- **Task details**: Leave out the pictures; transcribe all else exactly.

:: Record extracts

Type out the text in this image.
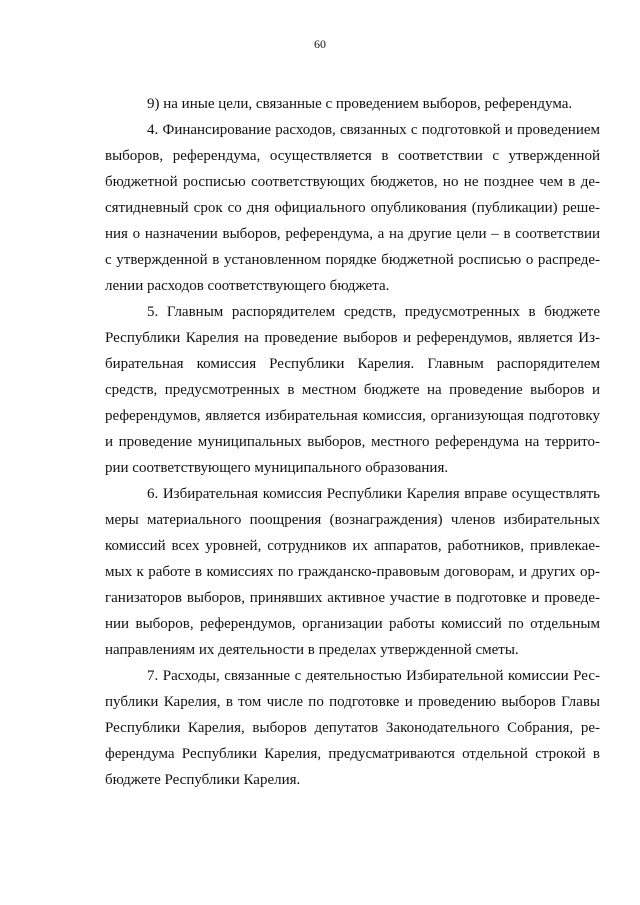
60
9) на иные цели, связанные с проведением выборов, референдума.
4. Финансирование расходов, связанных с подготовкой и проведением
выборов, референдума, осуществляется в соответствии с утвержденной
бюджетной росписью соответствующих бюджетов, но не позднее чем в де-
сятидневный срок со дня официального опубликования (публикации) реше-
ния о назначении выборов, референдума, а на другие цели – в соответствии
с утвержденной в установленном порядке бюджетной росписью о распреде-
лении расходов соответствующего бюджета.
5. Главным распорядителем средств, предусмотренных в бюджете
Республики Карелия на проведение выборов и референдумов, является Из-
бирательная комиссия Республики Карелия. Главным распорядителем
средств, предусмотренных в местном бюджете на проведение выборов и
референдумов, является избирательная комиссия, организующая подготовку
и проведение муниципальных выборов, местного референдума на террито-
рии соответствующего муниципального образования.
6. Избирательная комиссия Республики Карелия вправе осуществлять
меры материального поощрения (вознаграждения) членов избирательных
комиссий всех уровней, сотрудников их аппаратов, работников, привлекае-
мых к работе в комиссиях по гражданско-правовым договорам, и других ор-
ганизаторов выборов, принявших активное участие в подготовке и проведе-
нии выборов, референдумов, организации работы комиссий по отдельным
направлениям их деятельности в пределах утвержденной сметы.
7. Расходы, связанные с деятельностью Избирательной комиссии Рес-
публики Карелия, в том числе по подготовке и проведению выборов Главы
Республики Карелия, выборов депутатов Законодательного Собрания, ре-
ферендума Республики Карелия, предусматриваются отдельной строкой в
бюджете Республики Карелия.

::::

- **Solution for this task**:
Type out the text in this image.
60
9) на иные цели, связанные с проведением выборов, референдума.
4. Финансирование расходов, связанных с подготовкой и проведением
выборов, референдума, осуществляется в соответствии с утвержденной
бюджетной росписью соответствующих бюджетов, но не позднее чем в де-
сятидневный срок со дня официального опубликования (публикации) реше-
ния о назначении выборов, референдума, а на другие цели – в соответствии
с утвержденной в установленном порядке бюджетной росписью о распреде-
лении расходов соответствующего бюджета.
5. Главным распорядителем средств, предусмотренных в бюджете
Республики Карелия на проведение выборов и референдумов, является Из-
бирательная комиссия Республики Карелия. Главным распорядителем
средств, предусмотренных в местном бюджете на проведение выборов и
референдумов, является избирательная комиссия, организующая подготовку
и проведение муниципальных выборов, местного референдума на террито-
рии соответствующего муниципального образования.
6. Избирательная комиссия Республики Карелия вправе осуществлять
меры материального поощрения (вознаграждения) членов избирательных
комиссий всех уровней, сотрудников их аппаратов, работников, привлекае-
мых к работе в комиссиях по гражданско-правовым договорам, и других ор-
ганизаторов выборов, принявших активное участие в подготовке и проведе-
нии выборов, референдумов, организации работы комиссий по отдельным
направлениям их деятельности в пределах утвержденной сметы.
7. Расходы, связанные с деятельностью Избирательной комиссии Рес-
публики Карелия, в том числе по подготовке и проведению выборов Главы
Республики Карелия, выборов депутатов Законодательного Собрания, ре-
ферендума Республики Карелия, предусматриваются отдельной строкой в
бюджете Республики Карелия.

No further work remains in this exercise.